# [Task requirements]
Your task is to copy the listing exactly, with the pictures left out.

Data records
○ ○ ○
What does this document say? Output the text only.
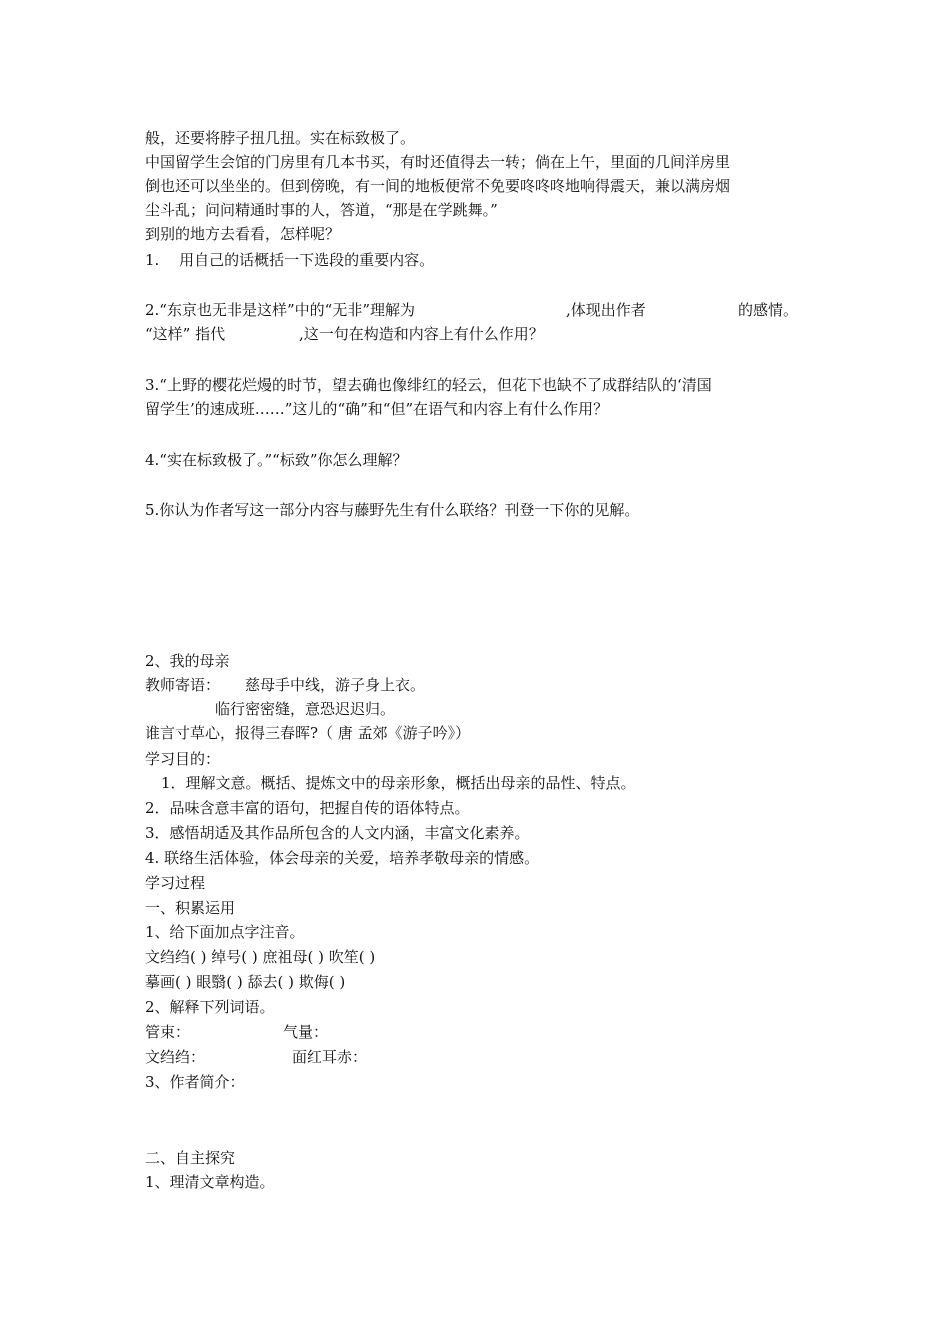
般，还要将脖子扭几扭。实在标致极了。
中国留学生会馆的门房里有几本书买，有时还值得去一转；倘在上午，里面的几间洋房里
倒也还可以坐坐的。但到傍晚，有一间的地板便常不免要咚咚咚地响得震天，兼以满房烟
尘斗乱；问问精通时事的人，答道，“那是在学跳舞。”
到别的地方去看看，怎样呢？
1.　 用自己的话概括一下选段的重要内容。
2.“东京也无非是这样”中的“无非”理解为	,体现出作者	的感情。
“这样” 指代	,这一句在构造和内容上有什么作用？
3.“上野的樱花烂熳的时节，望去确也像绯红的轻云，但花下也缺不了成群结队的‘清国
留学生’的速成班……”这儿的“确”和“但”在语气和内容上有什么作用？
4.“实在标致极了。”“标致”你怎么理解？
5.你认为作者写这一部分内容与藤野先生有什么联络？刊登一下你的见解。
2、我的母亲
教师寄语： 慈母手中线，游子身上衣。
临行密密缝，意恐迟迟归。
谁言寸草心，报得三春晖?（ 唐 孟郊《游子吟》）
学习目的：
1．理解文意。概括、提炼文中的母亲形象，概括出母亲的品性、特点。
2．品味含意丰富的语句，把握自传的语体特点。
3．感悟胡适及其作品所包含的人文内涵，丰富文化素养。
4. 联络生活体验，体会母亲的关爱，培养孝敬母亲的情感。
学习过程
一、积累运用
1、给下面加点字注音。
文绉绉( ) 绰号( ) 庶祖母( ) 吹笙( )
摹画( ) 眼翳( ) 舔去( ) 欺侮( )
2、解释下列词语。
管束：	气量：
文绉绉：	面红耳赤：
3、作者简介：
二、自主探究
1、理清文章构造。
○ ○ ○
# [Solution for this task]
What does this document say? Output the text only.
般，还要将脖子扭几扭。实在标致极了。
中国留学生会馆的门房里有几本书买，有时还值得去一转；倘在上午，里面的几间洋房里
倒也还可以坐坐的。但到傍晚，有一间的地板便常不免要咚咚咚地响得震天，兼以满房烟
尘斗乱；问问精通时事的人，答道，“那是在学跳舞。”
到别的地方去看看，怎样呢？
1.　 用自己的话概括一下选段的重要内容。
2.“东京也无非是这样”中的“无非”理解为	,体现出作者	的感情。
“这样” 指代	,这一句在构造和内容上有什么作用？
3.“上野的樱花烂熳的时节，望去确也像绯红的轻云，但花下也缺不了成群结队的‘清国
留学生’的速成班……”这儿的“确”和“但”在语气和内容上有什么作用？
4.“实在标致极了。”“标致”你怎么理解？
5.你认为作者写这一部分内容与藤野先生有什么联络？刊登一下你的见解。
2、我的母亲
教师寄语： 慈母手中线，游子身上衣。
临行密密缝，意恐迟迟归。
谁言寸草心，报得三春晖?（ 唐 孟郊《游子吟》）
学习目的：
1．理解文意。概括、提炼文中的母亲形象，概括出母亲的品性、特点。
2．品味含意丰富的语句，把握自传的语体特点。
3．感悟胡适及其作品所包含的人文内涵，丰富文化素养。
4. 联络生活体验，体会母亲的关爱，培养孝敬母亲的情感。
学习过程
一、积累运用
1、给下面加点字注音。
文绉绉( ) 绰号( ) 庶祖母( ) 吹笙( )
摹画( ) 眼翳( ) 舔去( ) 欺侮( )
2、解释下列词语。
管束：	气量：
文绉绉：	面红耳赤：
3、作者简介：
二、自主探究
1、理清文章构造。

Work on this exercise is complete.